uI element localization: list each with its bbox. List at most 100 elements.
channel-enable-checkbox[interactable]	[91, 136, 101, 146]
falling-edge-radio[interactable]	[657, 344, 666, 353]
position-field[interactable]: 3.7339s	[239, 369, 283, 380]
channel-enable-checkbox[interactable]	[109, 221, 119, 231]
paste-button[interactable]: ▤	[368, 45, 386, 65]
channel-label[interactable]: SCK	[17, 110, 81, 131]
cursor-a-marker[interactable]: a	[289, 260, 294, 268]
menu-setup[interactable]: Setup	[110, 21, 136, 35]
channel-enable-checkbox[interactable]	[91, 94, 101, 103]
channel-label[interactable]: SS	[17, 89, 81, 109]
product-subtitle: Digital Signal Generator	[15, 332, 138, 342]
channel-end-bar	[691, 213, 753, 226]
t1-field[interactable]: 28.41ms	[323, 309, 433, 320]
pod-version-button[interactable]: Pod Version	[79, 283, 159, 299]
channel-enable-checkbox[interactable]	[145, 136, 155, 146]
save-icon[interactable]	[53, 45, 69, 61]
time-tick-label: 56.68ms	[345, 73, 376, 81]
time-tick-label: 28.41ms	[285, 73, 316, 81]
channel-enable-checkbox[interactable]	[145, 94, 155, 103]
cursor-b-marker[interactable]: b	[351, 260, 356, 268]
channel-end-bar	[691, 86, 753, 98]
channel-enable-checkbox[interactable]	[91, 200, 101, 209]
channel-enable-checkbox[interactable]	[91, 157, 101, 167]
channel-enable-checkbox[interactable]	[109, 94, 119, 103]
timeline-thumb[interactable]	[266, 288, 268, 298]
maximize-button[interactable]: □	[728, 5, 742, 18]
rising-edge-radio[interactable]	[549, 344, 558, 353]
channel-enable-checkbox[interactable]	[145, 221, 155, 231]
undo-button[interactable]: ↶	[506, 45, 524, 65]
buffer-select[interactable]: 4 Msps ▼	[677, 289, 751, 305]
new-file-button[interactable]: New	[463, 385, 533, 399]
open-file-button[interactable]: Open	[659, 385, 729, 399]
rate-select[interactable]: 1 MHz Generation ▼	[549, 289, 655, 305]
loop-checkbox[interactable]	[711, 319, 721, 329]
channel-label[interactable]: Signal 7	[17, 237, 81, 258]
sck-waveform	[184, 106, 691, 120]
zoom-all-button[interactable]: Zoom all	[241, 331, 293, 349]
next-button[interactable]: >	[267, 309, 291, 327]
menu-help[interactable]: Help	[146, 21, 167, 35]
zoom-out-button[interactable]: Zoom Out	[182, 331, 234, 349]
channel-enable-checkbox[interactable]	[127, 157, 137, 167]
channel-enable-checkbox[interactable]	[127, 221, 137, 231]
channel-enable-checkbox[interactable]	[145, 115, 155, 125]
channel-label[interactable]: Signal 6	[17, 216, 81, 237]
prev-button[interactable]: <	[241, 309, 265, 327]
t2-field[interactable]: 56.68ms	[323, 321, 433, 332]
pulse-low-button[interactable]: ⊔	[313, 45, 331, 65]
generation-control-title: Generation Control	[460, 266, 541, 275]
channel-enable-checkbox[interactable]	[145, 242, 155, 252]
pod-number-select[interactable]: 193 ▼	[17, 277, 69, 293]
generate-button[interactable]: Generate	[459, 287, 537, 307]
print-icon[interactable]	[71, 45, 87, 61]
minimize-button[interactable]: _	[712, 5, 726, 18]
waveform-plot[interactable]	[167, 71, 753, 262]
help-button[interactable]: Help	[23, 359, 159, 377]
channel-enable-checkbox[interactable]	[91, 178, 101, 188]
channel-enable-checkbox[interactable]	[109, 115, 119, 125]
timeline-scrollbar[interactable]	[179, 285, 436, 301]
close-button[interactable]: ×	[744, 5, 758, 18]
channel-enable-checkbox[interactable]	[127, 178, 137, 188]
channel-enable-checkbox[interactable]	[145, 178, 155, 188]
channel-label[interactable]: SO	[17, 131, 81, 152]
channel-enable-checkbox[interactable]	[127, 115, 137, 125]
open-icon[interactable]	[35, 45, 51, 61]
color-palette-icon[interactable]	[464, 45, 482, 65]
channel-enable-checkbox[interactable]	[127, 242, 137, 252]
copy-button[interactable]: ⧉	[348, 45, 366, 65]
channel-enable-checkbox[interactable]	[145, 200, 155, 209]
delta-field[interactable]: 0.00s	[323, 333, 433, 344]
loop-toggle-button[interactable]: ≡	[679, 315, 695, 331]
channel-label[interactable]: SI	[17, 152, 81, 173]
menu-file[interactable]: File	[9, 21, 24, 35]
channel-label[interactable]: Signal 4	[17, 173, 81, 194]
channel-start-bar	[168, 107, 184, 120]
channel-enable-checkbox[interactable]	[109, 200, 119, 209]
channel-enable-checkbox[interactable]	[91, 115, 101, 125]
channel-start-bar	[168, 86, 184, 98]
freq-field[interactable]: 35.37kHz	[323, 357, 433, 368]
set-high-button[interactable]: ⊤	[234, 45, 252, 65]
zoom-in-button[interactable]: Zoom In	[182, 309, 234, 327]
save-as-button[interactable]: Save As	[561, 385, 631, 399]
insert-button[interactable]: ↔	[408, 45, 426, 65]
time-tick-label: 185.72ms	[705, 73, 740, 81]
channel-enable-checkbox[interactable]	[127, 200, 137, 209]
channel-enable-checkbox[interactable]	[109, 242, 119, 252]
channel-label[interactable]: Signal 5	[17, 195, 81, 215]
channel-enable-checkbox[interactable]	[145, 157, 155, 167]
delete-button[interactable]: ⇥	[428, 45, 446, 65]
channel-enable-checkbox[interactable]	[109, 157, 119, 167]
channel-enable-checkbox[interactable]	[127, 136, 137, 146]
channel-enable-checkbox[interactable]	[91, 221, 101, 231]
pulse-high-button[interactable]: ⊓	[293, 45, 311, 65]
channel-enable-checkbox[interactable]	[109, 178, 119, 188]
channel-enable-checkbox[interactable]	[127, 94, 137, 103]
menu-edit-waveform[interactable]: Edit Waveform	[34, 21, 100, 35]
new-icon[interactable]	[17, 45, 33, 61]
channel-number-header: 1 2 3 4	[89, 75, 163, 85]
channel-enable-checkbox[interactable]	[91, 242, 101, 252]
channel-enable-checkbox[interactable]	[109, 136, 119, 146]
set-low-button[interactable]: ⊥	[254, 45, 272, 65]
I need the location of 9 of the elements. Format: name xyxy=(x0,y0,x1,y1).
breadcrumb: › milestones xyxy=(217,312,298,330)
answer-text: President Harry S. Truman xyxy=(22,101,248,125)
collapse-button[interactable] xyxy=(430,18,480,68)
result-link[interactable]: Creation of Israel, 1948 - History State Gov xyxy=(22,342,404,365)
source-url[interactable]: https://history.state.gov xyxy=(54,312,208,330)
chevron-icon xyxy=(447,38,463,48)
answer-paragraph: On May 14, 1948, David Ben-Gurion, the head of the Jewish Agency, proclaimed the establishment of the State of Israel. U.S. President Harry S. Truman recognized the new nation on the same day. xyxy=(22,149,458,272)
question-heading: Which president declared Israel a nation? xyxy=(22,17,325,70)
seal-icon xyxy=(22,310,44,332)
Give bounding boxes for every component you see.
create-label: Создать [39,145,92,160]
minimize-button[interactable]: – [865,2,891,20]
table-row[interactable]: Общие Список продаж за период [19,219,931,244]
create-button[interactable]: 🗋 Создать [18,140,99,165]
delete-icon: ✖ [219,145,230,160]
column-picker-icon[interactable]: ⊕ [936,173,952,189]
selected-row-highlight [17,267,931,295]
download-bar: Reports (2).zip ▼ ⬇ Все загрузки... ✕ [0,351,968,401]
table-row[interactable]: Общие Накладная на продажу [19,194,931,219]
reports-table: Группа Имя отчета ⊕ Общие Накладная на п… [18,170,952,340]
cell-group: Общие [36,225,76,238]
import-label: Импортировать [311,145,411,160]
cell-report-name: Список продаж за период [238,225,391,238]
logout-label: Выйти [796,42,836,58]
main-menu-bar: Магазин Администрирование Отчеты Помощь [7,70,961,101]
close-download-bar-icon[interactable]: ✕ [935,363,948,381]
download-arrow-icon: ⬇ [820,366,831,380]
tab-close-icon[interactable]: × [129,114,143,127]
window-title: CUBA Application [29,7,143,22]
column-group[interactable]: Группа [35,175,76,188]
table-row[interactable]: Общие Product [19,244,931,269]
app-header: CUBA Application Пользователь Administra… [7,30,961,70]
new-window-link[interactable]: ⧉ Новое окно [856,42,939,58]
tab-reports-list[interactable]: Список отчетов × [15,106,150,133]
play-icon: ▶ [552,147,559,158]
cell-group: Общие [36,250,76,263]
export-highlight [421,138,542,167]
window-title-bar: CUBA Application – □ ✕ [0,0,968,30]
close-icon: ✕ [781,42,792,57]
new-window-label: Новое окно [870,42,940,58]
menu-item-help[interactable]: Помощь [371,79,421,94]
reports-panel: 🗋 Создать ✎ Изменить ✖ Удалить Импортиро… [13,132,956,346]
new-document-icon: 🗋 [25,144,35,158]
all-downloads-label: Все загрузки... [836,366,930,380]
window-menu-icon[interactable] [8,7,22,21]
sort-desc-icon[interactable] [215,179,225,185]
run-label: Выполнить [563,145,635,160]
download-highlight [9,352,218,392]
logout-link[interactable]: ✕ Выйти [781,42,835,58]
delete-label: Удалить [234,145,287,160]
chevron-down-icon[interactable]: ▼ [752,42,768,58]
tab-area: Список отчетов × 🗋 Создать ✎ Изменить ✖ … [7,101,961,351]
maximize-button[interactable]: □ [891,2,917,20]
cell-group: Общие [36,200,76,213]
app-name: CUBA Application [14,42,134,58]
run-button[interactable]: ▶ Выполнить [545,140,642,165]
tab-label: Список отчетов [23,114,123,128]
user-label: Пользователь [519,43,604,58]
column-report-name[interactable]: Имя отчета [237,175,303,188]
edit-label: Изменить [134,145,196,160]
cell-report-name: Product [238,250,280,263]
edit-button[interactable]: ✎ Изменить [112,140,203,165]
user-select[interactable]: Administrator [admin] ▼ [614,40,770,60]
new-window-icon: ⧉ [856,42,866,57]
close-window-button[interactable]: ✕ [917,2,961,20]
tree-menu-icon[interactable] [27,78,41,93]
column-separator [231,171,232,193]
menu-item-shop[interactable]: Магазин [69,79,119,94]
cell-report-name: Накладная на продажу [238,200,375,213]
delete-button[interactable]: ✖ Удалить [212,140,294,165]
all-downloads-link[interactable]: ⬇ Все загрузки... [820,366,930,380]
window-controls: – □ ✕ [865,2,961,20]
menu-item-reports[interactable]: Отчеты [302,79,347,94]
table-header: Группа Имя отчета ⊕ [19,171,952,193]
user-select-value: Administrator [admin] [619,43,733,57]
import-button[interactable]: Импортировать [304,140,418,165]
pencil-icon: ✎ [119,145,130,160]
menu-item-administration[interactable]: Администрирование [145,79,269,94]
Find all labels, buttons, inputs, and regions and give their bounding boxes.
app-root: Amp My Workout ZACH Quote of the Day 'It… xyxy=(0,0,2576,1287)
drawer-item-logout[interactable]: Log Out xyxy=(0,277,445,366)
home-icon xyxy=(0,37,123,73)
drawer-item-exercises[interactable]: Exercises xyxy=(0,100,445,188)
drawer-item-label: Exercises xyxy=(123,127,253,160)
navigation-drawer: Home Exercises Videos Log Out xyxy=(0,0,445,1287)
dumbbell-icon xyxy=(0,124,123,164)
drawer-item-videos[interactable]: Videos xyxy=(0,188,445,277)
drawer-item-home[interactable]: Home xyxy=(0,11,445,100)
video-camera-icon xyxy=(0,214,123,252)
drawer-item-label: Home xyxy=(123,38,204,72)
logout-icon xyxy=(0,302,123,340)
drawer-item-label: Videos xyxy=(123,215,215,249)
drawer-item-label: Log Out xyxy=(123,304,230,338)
━━━━━━━━━━━━━━━━━━━━
[Work to complete] Reproduce the entries verbatim, starting at the first line and ending after the line that contains "283, 159, 299]".

[Solution below]
uI element localization: list each with its bbox. List at most 100 elements.
channel-enable-checkbox[interactable]	[91, 136, 101, 146]
falling-edge-radio[interactable]	[657, 344, 666, 353]
position-field[interactable]: 3.7339s	[239, 369, 283, 380]
channel-enable-checkbox[interactable]	[109, 221, 119, 231]
paste-button[interactable]: ▤	[368, 45, 386, 65]
channel-label[interactable]: SCK	[17, 110, 81, 131]
cursor-a-marker[interactable]: a	[289, 260, 294, 268]
menu-setup[interactable]: Setup	[110, 21, 136, 35]
channel-enable-checkbox[interactable]	[91, 94, 101, 103]
channel-label[interactable]: SS	[17, 89, 81, 109]
product-subtitle: Digital Signal Generator	[15, 332, 138, 342]
channel-end-bar	[691, 213, 753, 226]
t1-field[interactable]: 28.41ms	[323, 309, 433, 320]
pod-version-button[interactable]: Pod Version	[79, 283, 159, 299]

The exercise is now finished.